Exercise: Scan the entries below. List each line with "structured".

(begin)

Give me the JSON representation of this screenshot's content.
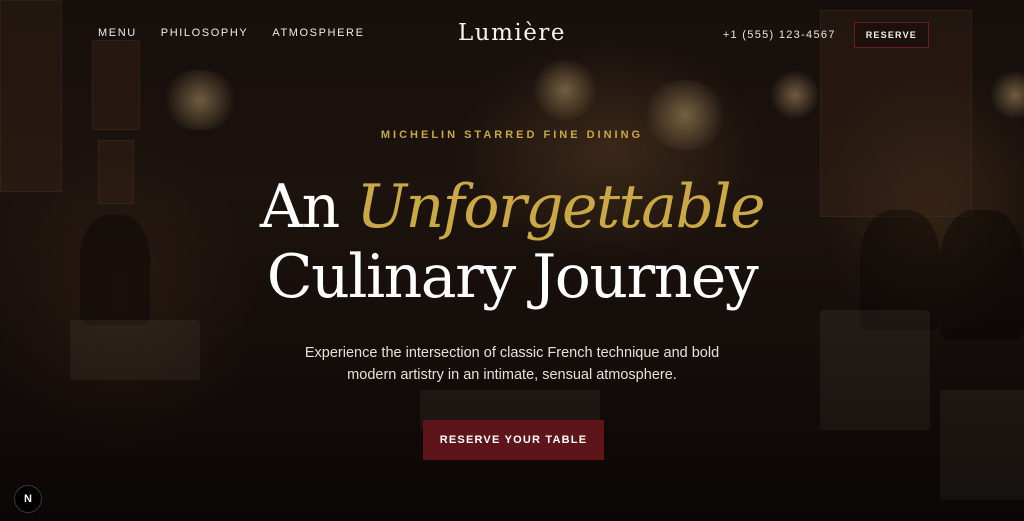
{
  "nav": {
    "links": [
      "MENU",
      "PHILOSOPHY",
      "ATMOSPHERE"
    ],
    "brand": "Lumière",
    "phone": "+1 (555) 123-4567",
    "reserve_label": "RESERVE"
  },
  "hero": {
    "eyebrow": "MICHELIN STARRED FINE DINING",
    "headline_line1_prefix": "An",
    "headline_accent": "Unforgettable",
    "headline_line2": "Culinary Journey",
    "subtitle_line1": "Experience the intersection of classic French technique and bold",
    "subtitle_line2": "modern artistry in an intimate, sensual atmosphere.",
    "cta_label": "RESERVE YOUR TABLE"
  },
  "dev_badge": "N",
  "colors": {
    "accent_gold": "#c9a845",
    "button_burgundy": "#5e1519",
    "text_light": "#f1ece6"
  }
}
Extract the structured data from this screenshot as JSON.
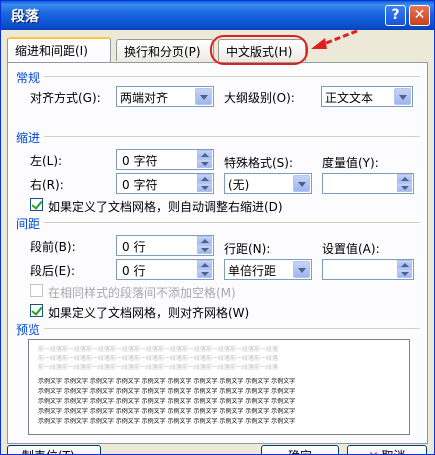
{
  "window": {
    "title": "段落",
    "help_glyph": "?",
    "close_glyph": "✕"
  },
  "tabs": [
    {
      "label": "缩进和间距(I)",
      "active": true
    },
    {
      "label": "换行和分页(P)",
      "active": false
    },
    {
      "label": "中文版式(H)",
      "active": false
    }
  ],
  "general": {
    "title": "常规",
    "alignment_label": "对齐方式(G):",
    "alignment_value": "两端对齐",
    "outline_label": "大纲级别(O):",
    "outline_value": "正文文本"
  },
  "indent": {
    "title": "缩进",
    "left_label": "左(L):",
    "left_value": "0 字符",
    "right_label": "右(R):",
    "right_value": "0 字符",
    "special_label": "特殊格式(S):",
    "special_value": "(无)",
    "measure_label": "度量值(Y):",
    "measure_value": "",
    "auto_adjust_label": "如果定义了文档网格，则自动调整右缩进(D)",
    "auto_adjust_checked": true
  },
  "spacing": {
    "title": "间距",
    "before_label": "段前(B):",
    "before_value": "0 行",
    "after_label": "段后(E):",
    "after_value": "0 行",
    "line_label": "行距(N):",
    "line_value": "单倍行距",
    "setting_label": "设置值(A):",
    "setting_value": "",
    "no_space_label": "在相同样式的段落间不添加空格(M)",
    "no_space_checked": false,
    "no_space_disabled": true,
    "snap_grid_label": "如果定义了文档网格，则对齐网格(W)",
    "snap_grid_checked": true
  },
  "preview": {
    "title": "预览",
    "prev_text": "前一段落前一段落前一段落前一段落前一段落前一段落前一段落前一段落前一段落前一段落",
    "sample_text": "示例文字 示例文字 示例文字 示例文字 示例文字 示例文字 示例文字 示例文字 示例文字 示例文字"
  },
  "buttons": {
    "tabs_label": "制表位(T)...",
    "ok_label": "确定",
    "cancel_label": "取消"
  },
  "colors": {
    "highlight": "#e0201e",
    "section_title": "#0046d5",
    "title_bar": "#0a4fcc"
  }
}
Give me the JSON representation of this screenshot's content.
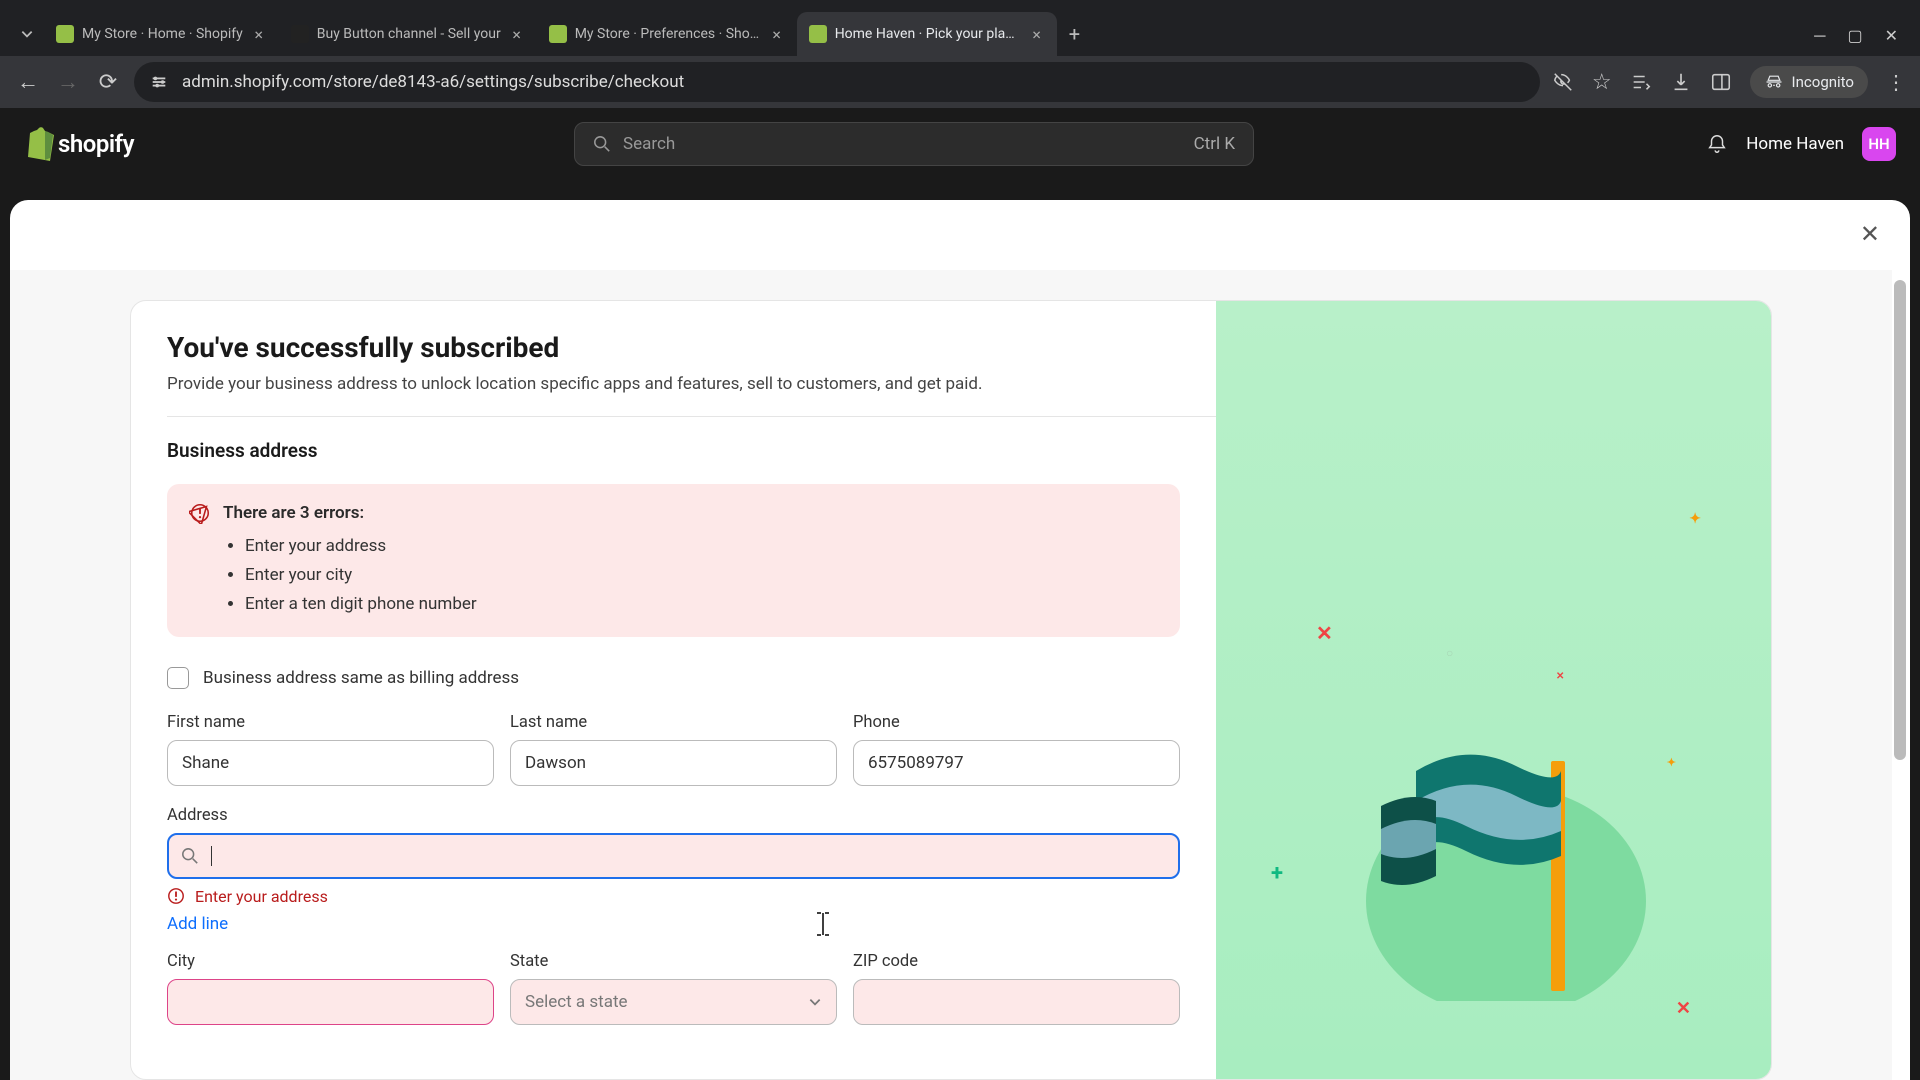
{
  "browser": {
    "tabs": [
      {
        "title": "My Store · Home · Shopify",
        "active": false,
        "favicon_color": "#95bf47"
      },
      {
        "title": "Buy Button channel - Sell your",
        "active": false,
        "favicon_color": "#222"
      },
      {
        "title": "My Store · Preferences · Shopify",
        "active": false,
        "favicon_color": "#95bf47"
      },
      {
        "title": "Home Haven · Pick your plan · S",
        "active": true,
        "favicon_color": "#95bf47"
      }
    ],
    "url": "admin.shopify.com/store/de8143-a6/settings/subscribe/checkout",
    "incognito_label": "Incognito"
  },
  "header": {
    "logo_text": "shopify",
    "search_placeholder": "Search",
    "search_kbd": "Ctrl K",
    "store_name": "Home Haven",
    "avatar_initials": "HH"
  },
  "page": {
    "title": "You've successfully subscribed",
    "subtitle": "Provide your business address to unlock location specific apps and features, sell to customers, and get paid."
  },
  "form": {
    "section_title": "Business address",
    "error_heading": "There are 3 errors:",
    "errors": [
      "Enter your address",
      "Enter your city",
      "Enter a ten digit phone number"
    ],
    "same_as_billing_label": "Business address same as billing address",
    "first_name_label": "First name",
    "first_name_value": "Shane",
    "last_name_label": "Last name",
    "last_name_value": "Dawson",
    "phone_label": "Phone",
    "phone_value": "6575089797",
    "address_label": "Address",
    "address_value": "",
    "address_error": "Enter your address",
    "add_line_label": "Add line",
    "city_label": "City",
    "state_label": "State",
    "state_placeholder": "Select a state",
    "zip_label": "ZIP code"
  }
}
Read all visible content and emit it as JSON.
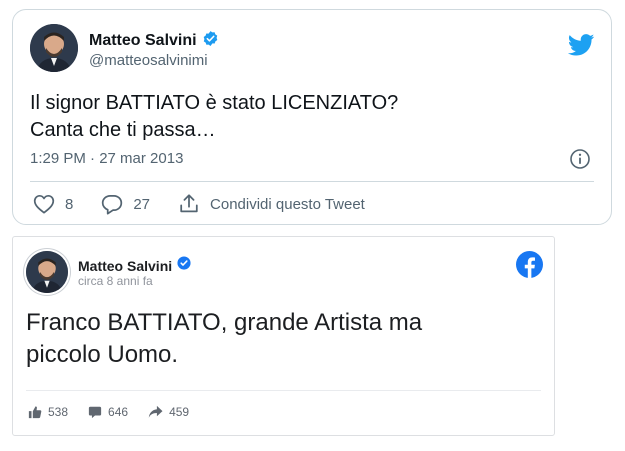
{
  "twitter": {
    "author_name": "Matteo Salvini",
    "handle": "@matteosalvinimi",
    "text_line1": "Il signor BATTIATO è stato LICENZIATO?",
    "text_line2": "Canta che ti passa…",
    "timestamp": "1:29 PM · 27 mar 2013",
    "likes": "8",
    "replies": "27",
    "share_label": "Condividi questo Tweet",
    "brand_color": "#1da1f2",
    "icons": [
      "verified-badge-icon",
      "twitter-bird-icon",
      "info-icon",
      "heart-icon",
      "reply-icon",
      "share-icon"
    ]
  },
  "facebook": {
    "author_name": "Matteo Salvini",
    "time": "circa 8 anni fa",
    "text_line1": "Franco BATTIATO, grande Artista ma",
    "text_line2": "piccolo Uomo.",
    "likes": "538",
    "comments": "646",
    "shares": "459",
    "brand_color": "#1877f2",
    "icons": [
      "verified-badge-icon",
      "facebook-logo-icon",
      "like-icon",
      "comment-icon",
      "share-arrow-icon"
    ]
  }
}
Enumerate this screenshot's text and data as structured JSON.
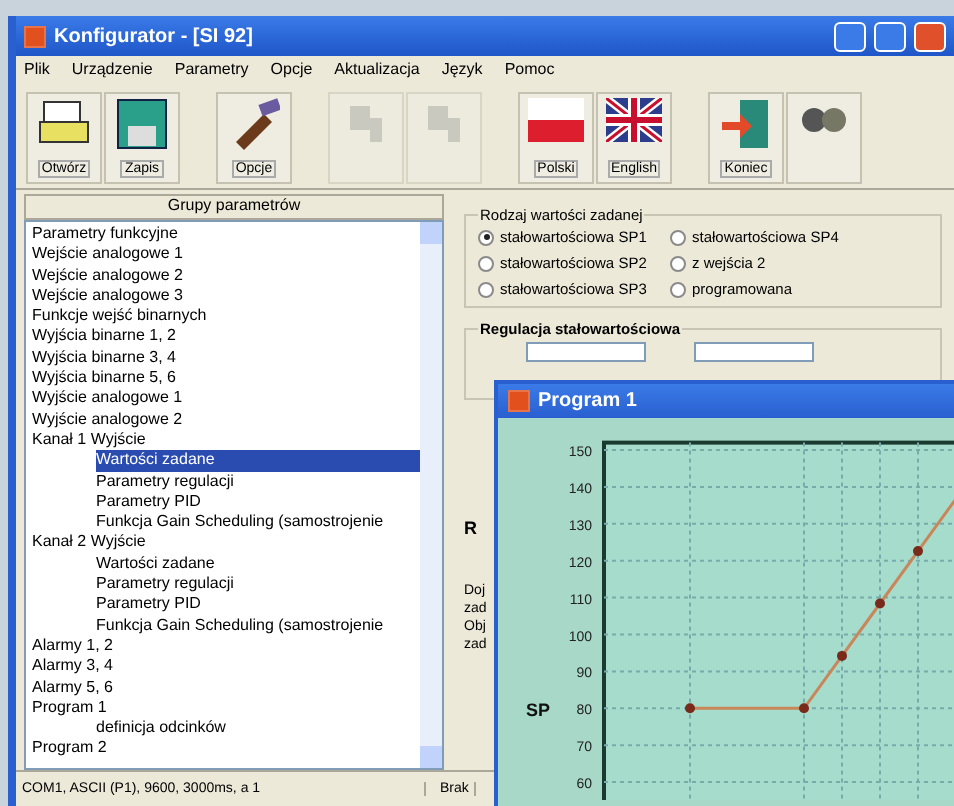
{
  "window": {
    "title": "Konfigurator - [SI 92]"
  },
  "menu": [
    "Plik",
    "Urządzenie",
    "Parametry",
    "Opcje",
    "Aktualizacja",
    "Język",
    "Pomoc"
  ],
  "toolbar": [
    {
      "kind": "open",
      "label": "Otwórz",
      "disabled": false
    },
    {
      "kind": "save",
      "label": "Zapis",
      "disabled": false
    },
    {
      "kind": "options",
      "label": "Opcje",
      "disabled": false
    },
    {
      "kind": "device",
      "disabled": true
    },
    {
      "kind": "device",
      "disabled": true
    },
    {
      "kind": "flag-pl",
      "label": "Polski",
      "disabled": false
    },
    {
      "kind": "flag-en",
      "label": "English",
      "disabled": false
    },
    {
      "kind": "exit",
      "label": "Koniec",
      "disabled": false
    },
    {
      "kind": "link",
      "disabled": false
    }
  ],
  "sidebar": {
    "title": "Grupy parametrów",
    "items": [
      {
        "label": "Parametry funkcyjne",
        "selected": false
      },
      {
        "label": "Wejście analogowe 1",
        "selected": false
      },
      {
        "label": "Wejście analogowe 2",
        "selected": false
      },
      {
        "label": "Wejście analogowe 3",
        "selected": false
      },
      {
        "label": "Funkcje wejść binarnych",
        "selected": false
      },
      {
        "label": "Wyjścia binarne 1, 2",
        "selected": false
      },
      {
        "label": "Wyjścia binarne 3, 4",
        "selected": false
      },
      {
        "label": "Wyjścia binarne 5, 6",
        "selected": false
      },
      {
        "label": "Wyjście analogowe 1",
        "selected": false
      },
      {
        "label": "Wyjście analogowe 2",
        "selected": false
      },
      {
        "label": "Kanał 1 Wyjście",
        "selected": false,
        "children": [
          {
            "label": "Wartości zadane",
            "selected": true
          },
          {
            "label": "Parametry regulacji",
            "selected": false
          },
          {
            "label": "Parametry PID",
            "selected": false
          },
          {
            "label": "Funkcja Gain Scheduling (samostrojenie",
            "selected": false
          }
        ]
      },
      {
        "label": "Kanał 2 Wyjście",
        "selected": false,
        "children": [
          {
            "label": "Wartości zadane",
            "selected": false
          },
          {
            "label": "Parametry regulacji",
            "selected": false
          },
          {
            "label": "Parametry PID",
            "selected": false
          },
          {
            "label": "Funkcja Gain Scheduling (samostrojenie",
            "selected": false
          }
        ]
      },
      {
        "label": "Alarmy 1, 2",
        "selected": false
      },
      {
        "label": "Alarmy 3, 4",
        "selected": false
      },
      {
        "label": "Alarmy 5, 6",
        "selected": false
      },
      {
        "label": "Program 1",
        "selected": false,
        "children": [
          {
            "label": "definicja odcinków",
            "selected": false
          }
        ]
      },
      {
        "label": "Program 2",
        "selected": false
      }
    ]
  },
  "setpoint_group": {
    "title": "Rodzaj wartości zadanej",
    "options": [
      {
        "label": "stałowartościowa SP1",
        "selected": true
      },
      {
        "label": "stałowartościowa SP4",
        "selected": false
      },
      {
        "label": "stałowartościowa SP2",
        "selected": false
      },
      {
        "label": "z wejścia 2",
        "selected": false
      },
      {
        "label": "stałowartościowa SP3",
        "selected": false
      },
      {
        "label": "programowana",
        "selected": false
      }
    ]
  },
  "fixed_group": {
    "title": "Regulacja stałowartościowa"
  },
  "fragments": {
    "heading": "R",
    "lines": [
      "Doj",
      "zad",
      "Obj",
      "zad"
    ]
  },
  "status_bar": [
    "COM1, ASCII (P1), 9600, 3000ms, a 1",
    "Brak"
  ],
  "program_window": {
    "title": "Program 1",
    "chart_data": {
      "type": "line",
      "ylabel": "SP",
      "grid": true,
      "series": [
        {
          "color": "#c8865a",
          "values": [
            null,
            null,
            80,
            80,
            80,
            80,
            94.2,
            108.4,
            122.6,
            136.8
          ]
        }
      ],
      "ylim": [
        55,
        152
      ],
      "yticks": [
        60,
        70,
        80,
        90,
        100,
        110,
        120,
        130,
        140,
        150
      ]
    }
  }
}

(end)

Answer to this problem:
Extract the structured data from this screenshot as JSON.
Enumerate this screenshot's text and data as structured JSON.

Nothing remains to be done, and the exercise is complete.